What to work on:
Locate the string "respostes" in the listing below. Copy every line where it is found.

## Start Exercise data

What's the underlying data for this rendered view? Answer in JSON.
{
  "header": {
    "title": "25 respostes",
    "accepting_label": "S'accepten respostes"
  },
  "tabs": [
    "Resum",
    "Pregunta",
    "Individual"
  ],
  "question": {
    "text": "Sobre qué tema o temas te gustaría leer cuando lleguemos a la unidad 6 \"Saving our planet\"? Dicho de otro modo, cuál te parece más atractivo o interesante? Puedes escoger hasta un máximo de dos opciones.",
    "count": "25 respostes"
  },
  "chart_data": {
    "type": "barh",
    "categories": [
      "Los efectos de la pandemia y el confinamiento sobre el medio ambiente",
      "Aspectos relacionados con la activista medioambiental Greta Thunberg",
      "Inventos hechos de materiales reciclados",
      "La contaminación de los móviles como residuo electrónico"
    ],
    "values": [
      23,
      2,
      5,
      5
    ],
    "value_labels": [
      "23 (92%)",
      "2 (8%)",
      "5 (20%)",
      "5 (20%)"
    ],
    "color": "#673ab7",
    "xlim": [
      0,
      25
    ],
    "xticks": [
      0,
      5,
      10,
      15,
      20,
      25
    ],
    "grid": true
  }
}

## End Exercise data

Full solution:
    "title": "25 respostes",
    "accepting_label": "S'accepten respostes"
    "count": "25 respostes"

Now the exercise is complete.